Copy out every line in the records below that contains the string "detail".

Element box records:

■ ■ ■ ■ ■

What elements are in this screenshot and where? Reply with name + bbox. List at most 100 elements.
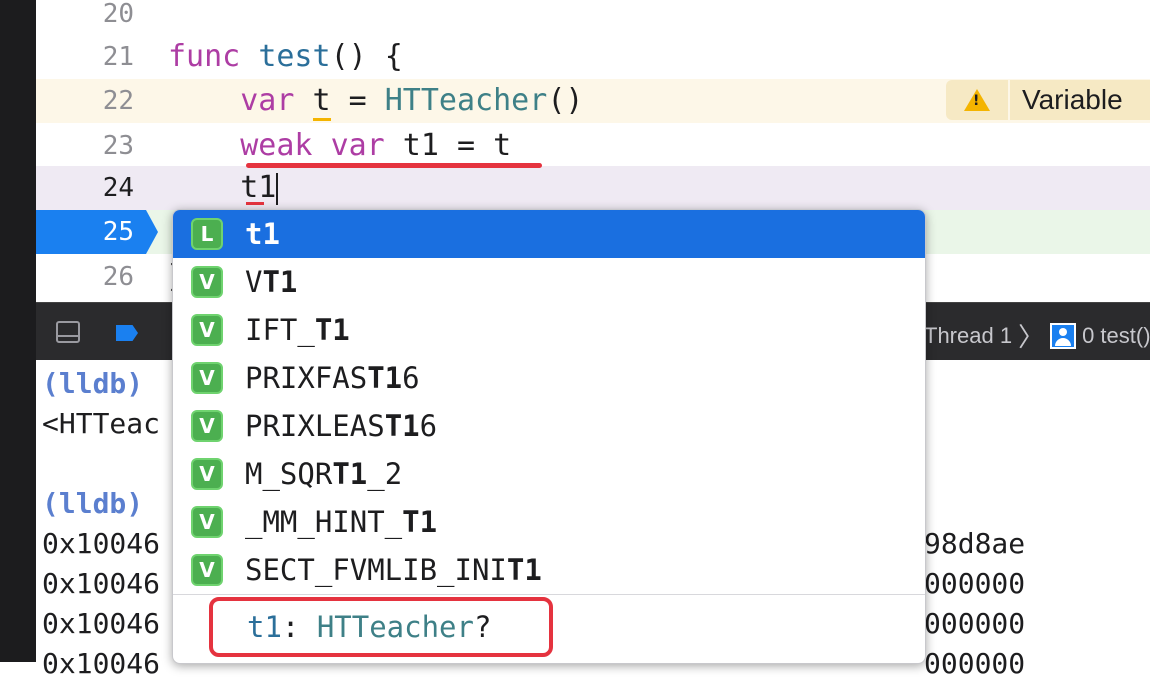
completion-item-label: PRIXFAST16: [245, 361, 420, 395]
completion-item-label: VT1: [245, 265, 297, 299]
label-pre: M_SQR: [245, 457, 333, 491]
completion-detail: t1: HTTeacher?: [209, 597, 553, 657]
completion-item-label: _MM_HINT_T1: [245, 505, 437, 539]
code-token: weak: [240, 128, 313, 163]
label-pre: SECT_FVMLIB_INI: [245, 553, 507, 587]
label-pre: IFT_: [245, 313, 315, 347]
completion-item-label: SECT_FVMLIB_INIT1: [245, 553, 542, 587]
person-icon: [1050, 322, 1077, 349]
label-pre: V: [245, 265, 263, 299]
label-post: _2: [367, 457, 403, 491]
completion-item[interactable]: V IFT_T1: [173, 306, 925, 354]
lldb-prompt: (lldb): [42, 367, 144, 400]
label-bold: T1: [367, 361, 403, 395]
label-bold: t1: [245, 217, 280, 251]
code-token: t: [312, 83, 331, 121]
left-gutter-strip: [0, 0, 36, 662]
variable-icon: V: [191, 362, 223, 394]
label-pre: _MM_HINT_: [245, 505, 403, 539]
code-token: () {: [330, 39, 403, 74]
code-token: =: [330, 83, 385, 118]
current-line-text: t1: [168, 170, 277, 205]
completion-item-label: M_SQRT1_2: [245, 457, 402, 491]
code-line-24[interactable]: 24 t1: [36, 166, 1150, 210]
thread-label[interactable]: Thread 1: [924, 323, 1012, 349]
frame-label[interactable]: 0 test(): [1082, 323, 1150, 349]
console-output-value: 000000: [924, 607, 1026, 640]
code-token: var: [240, 83, 295, 118]
error-squiggle: [246, 202, 264, 205]
label-pre: PRIXLEAS: [245, 409, 385, 443]
completion-item[interactable]: Lt1: [173, 210, 925, 258]
popup-divider: [173, 594, 925, 595]
completion-item[interactable]: V PRIXFAST16: [173, 354, 925, 402]
variable-icon: V: [191, 266, 223, 298]
code-text: var t = HTTeacher(): [168, 79, 583, 123]
warning-badge[interactable]: ! Variable: [946, 80, 1150, 120]
warning-message: Variable: [1022, 84, 1123, 115]
completion-item[interactable]: V M_SQRT1_2: [173, 450, 925, 498]
line-number: 22: [102, 86, 134, 116]
warning-icon: !: [946, 80, 1010, 120]
console-output-line: 0x10046: [42, 527, 161, 560]
variable-icon: V: [191, 458, 223, 490]
code-completion-popup[interactable]: Lt1 V VT1 V IFT_T1 V PRIXFAST16 V PRIXLEAST16 V M_…: [172, 209, 926, 664]
label-pre: PRIXFAS: [245, 361, 368, 395]
label-bold: T1: [402, 505, 438, 539]
completion-item-label: PRIXLEAST16: [245, 409, 437, 443]
code-line-23[interactable]: 23 weak var t1 = t: [36, 124, 1150, 168]
detail-symbol-name: t1: [247, 610, 282, 644]
code-text: func test() {: [168, 35, 403, 79]
variable-icon: V: [191, 506, 223, 538]
lldb-prompt: (lldb): [42, 487, 144, 520]
detail-type: HTTeacher: [316, 610, 474, 644]
console-output-line: 0x10046: [42, 567, 161, 600]
label-bold: T1: [314, 313, 350, 347]
variable-icon: V: [191, 410, 223, 442]
completion-item-label: IFT_T1: [245, 313, 350, 347]
detail-optional-mark: ?: [473, 610, 492, 644]
console-output-value: 000000: [924, 647, 1026, 680]
console-output-line: 0x10046: [42, 607, 161, 640]
line-number: 20: [102, 0, 134, 29]
completion-item[interactable]: V VT1: [173, 258, 925, 306]
variable-icon: V: [191, 314, 223, 346]
code-token: HTTeacher: [384, 83, 548, 118]
console-output-value: 000000: [924, 567, 1026, 600]
line-number: 24: [102, 173, 134, 203]
red-annotation-underline: [246, 163, 542, 168]
label-bold: T1: [332, 457, 368, 491]
console-output-value: 98d8ae: [924, 527, 1026, 560]
label-post: 6: [419, 409, 438, 443]
code-text: weak var t1 = t: [168, 124, 511, 168]
line-number: 25: [102, 217, 134, 247]
code-line-20[interactable]: 20: [36, 0, 1150, 36]
code-token: (): [547, 83, 584, 118]
line-number: 21: [102, 42, 134, 72]
label-bold: T1: [384, 409, 420, 443]
breakpoints-toggle-icon[interactable]: [116, 325, 138, 341]
console-output-line: 0x10046: [42, 647, 161, 680]
completion-item[interactable]: V PRIXLEAST16: [173, 402, 925, 450]
code-token: t1 = t: [384, 128, 512, 163]
line-number: 26: [102, 262, 134, 292]
code-token: test: [258, 39, 331, 74]
hide-debug-area-icon[interactable]: [56, 321, 80, 343]
label-bold: T1: [262, 265, 298, 299]
completion-item[interactable]: V _MM_HINT_T1: [173, 498, 925, 546]
line-number: 23: [102, 131, 134, 161]
detail-colon: :: [281, 610, 317, 644]
code-line-21[interactable]: 21 func test() {: [36, 35, 1150, 79]
variable-icon: V: [191, 554, 223, 586]
label-post: 6: [402, 361, 420, 395]
completion-item[interactable]: V SECT_FVMLIB_INIT1: [173, 546, 925, 594]
chevron-right-icon: 〉: [1018, 322, 1045, 352]
text-cursor: [276, 172, 279, 205]
code-token: var: [330, 128, 385, 163]
thread-breadcrumb[interactable]: Thread 1 〉 0 test(): [924, 317, 1150, 354]
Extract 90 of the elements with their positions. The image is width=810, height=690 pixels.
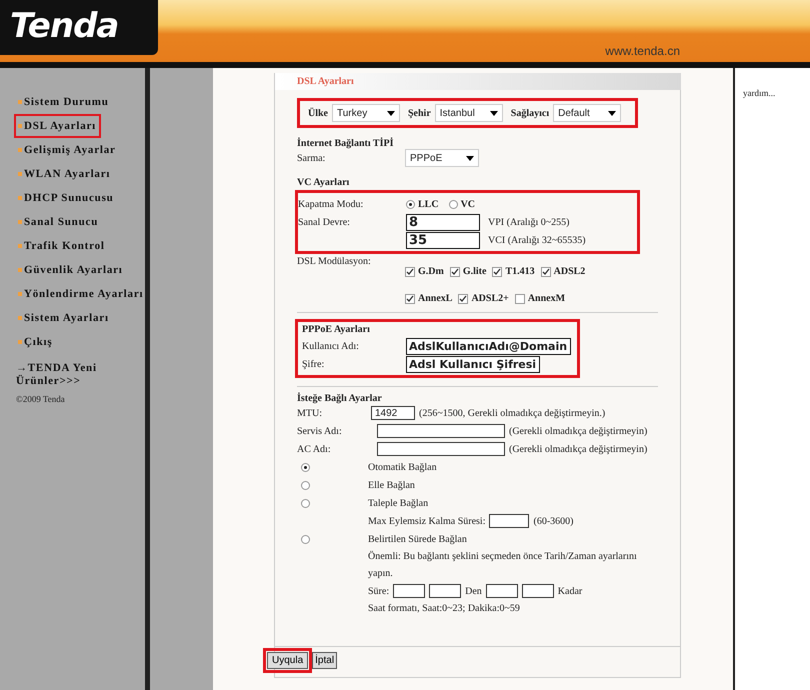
field-label: Şifre: (302, 358, 326, 370)
input-field[interactable] (429, 584, 462, 598)
nav-link[interactable]: DHCP Sunucusu (14, 186, 119, 210)
dropdown[interactable]: PPPoE (405, 149, 479, 167)
nav-link[interactable]: Yönlendirme Ayarları (14, 282, 148, 306)
caret-icon (466, 156, 474, 160)
caret-icon (608, 110, 616, 116)
copyright: ©2009 Tenda (16, 394, 66, 404)
nav-link[interactable]: Çıkış (14, 330, 58, 354)
field-label: AC Adı: (297, 444, 332, 454)
dropdown[interactable]: Default (553, 104, 622, 122)
input-field[interactable]: 8 (406, 214, 480, 230)
checkbox-option[interactable]: G.lite (450, 266, 486, 277)
help-link[interactable]: yardım... (743, 88, 776, 98)
format-hint: Saat formatı, Saat:0~23; Dakika:0~59 (368, 602, 521, 616)
section-heading: İsteğe Bağlı Ayarlar (297, 393, 383, 404)
field-label: Ülke (308, 108, 328, 118)
input-field[interactable] (377, 424, 505, 438)
nav-link[interactable]: WLAN Ayarları (14, 162, 116, 186)
field-hint: VCI (Aralığı 32~65535) (488, 234, 586, 246)
nav-link[interactable]: Sanal Sunucu (14, 210, 104, 234)
nav-link[interactable]: Trafik Kontrol (14, 234, 110, 258)
checkbox-option[interactable]: AnnexM (514, 293, 566, 304)
nav-link[interactable]: Gelişmiş Ayarlar (14, 138, 121, 162)
caret-icon (387, 110, 395, 116)
nav-link[interactable]: Sistem Ayarları (14, 306, 114, 330)
field-label: Süre: (368, 586, 390, 596)
field-hint: (Gerekli olmadıkça değiştirmeyin) (509, 444, 648, 454)
input-field[interactable]: 35 (406, 232, 480, 248)
check-icon (493, 268, 502, 276)
input-field[interactable]: 1492 (371, 406, 415, 420)
check-icon (459, 294, 468, 302)
check-icon (450, 268, 459, 276)
input-field[interactable] (522, 584, 554, 598)
input-field[interactable] (489, 514, 530, 528)
radio-option[interactable]: LLC (406, 198, 439, 210)
input-field[interactable]: Adsl Kullanıcı Şifresi (406, 356, 540, 372)
check-icon (542, 268, 550, 276)
input-field[interactable]: AdslKullanıcıAdı@Domain (406, 338, 572, 354)
check-icon (406, 268, 414, 276)
field-label: Sanal Devre: (298, 216, 351, 228)
dropdown[interactable]: Istanbul (434, 104, 503, 122)
caret-icon (490, 110, 498, 116)
checkbox-option[interactable]: ADSL2+ (458, 293, 509, 304)
option-label: Elle Bağlan (368, 480, 415, 490)
field-label: Sarma: (297, 152, 326, 164)
note-text: Önemli: Bu bağlantı şeklini seçmeden önce Tarih/Zaman ayarlarını yapın. (368, 550, 638, 581)
checkbox-option[interactable]: ADSL2 (540, 266, 586, 277)
checkbox-option[interactable]: G.Dm (405, 266, 444, 277)
checkbox-option[interactable]: AnnexL (405, 293, 452, 304)
site-url: www.tenda.cn (605, 44, 680, 58)
field-label: Kullanıcı Adı: (302, 340, 360, 352)
panel-title: DSL Ayarları (275, 73, 681, 90)
apply-button[interactable]: Uyqula (267, 652, 308, 669)
checkbox-option[interactable]: T1.413 (492, 266, 535, 277)
option-label: Taleple Bağlan (368, 498, 428, 508)
cancel-button[interactable]: İptal (312, 652, 338, 669)
nav-link[interactable]: Sistem Durumu (14, 90, 114, 114)
field-label: Servis Adı: (297, 426, 343, 436)
field-label: DSL Modülasyon: (297, 256, 372, 267)
input-field[interactable] (393, 584, 426, 598)
field-label: Kapatma Modu: (298, 198, 364, 210)
nav-link[interactable]: Güvenlik Ayarları (14, 258, 128, 282)
field-label: Şehir (408, 108, 431, 118)
promo-link[interactable]: →TENDA Yeni Ürünler>>> (16, 362, 126, 388)
section-heading: İnternet Bağlantı TİPİ (297, 138, 394, 149)
field-label: MTU: (297, 408, 323, 418)
field-hint: (256~1500, Gerekli olmadıkça değiştirmeyin.) (419, 408, 606, 418)
logo: Tenda (0, 0, 158, 55)
input-field[interactable] (377, 442, 505, 456)
radio-option[interactable]: VC (448, 198, 476, 210)
nav-link[interactable]: DSL Ayarları (14, 114, 102, 138)
field-hint: (Gerekli olmadıkça değiştirmeyin) (509, 426, 648, 436)
check-icon (406, 294, 414, 302)
field-hint: VPI (Aralığı 0~255) (488, 216, 570, 228)
radio-button[interactable] (301, 534, 310, 544)
field-label: Kadar (558, 586, 582, 596)
section-heading: VC Ayarları (297, 177, 350, 188)
dropdown[interactable]: Turkey (332, 104, 400, 122)
field-label: Sağlayıcı (510, 108, 550, 118)
input-field[interactable] (486, 584, 518, 598)
radio-button[interactable] (301, 498, 310, 508)
option-label: Otomatik Bağlan (368, 462, 437, 472)
field-label: Max Eylemsiz Kalma Süresi: (368, 516, 486, 526)
radio-button[interactable] (301, 480, 310, 490)
field-label: Den (465, 586, 482, 596)
radio-button[interactable] (301, 462, 310, 472)
section-heading: PPPoE Ayarları (302, 324, 371, 335)
field-hint: (60-3600) (533, 516, 574, 526)
option-label: Belirtilen Sürede Bağlan (368, 534, 467, 544)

■ ■ ■ ■ ■

# TASK SOLUTION
completion-detail: t1: HTTeacher?: [209, 597, 553, 657]
detail-symbol-name: t1: [247, 610, 282, 644]
detail-type: HTTeacher: [316, 610, 474, 644]
detail-optional-mark: ?: [473, 610, 492, 644]
detail-colon: :: [281, 610, 317, 644]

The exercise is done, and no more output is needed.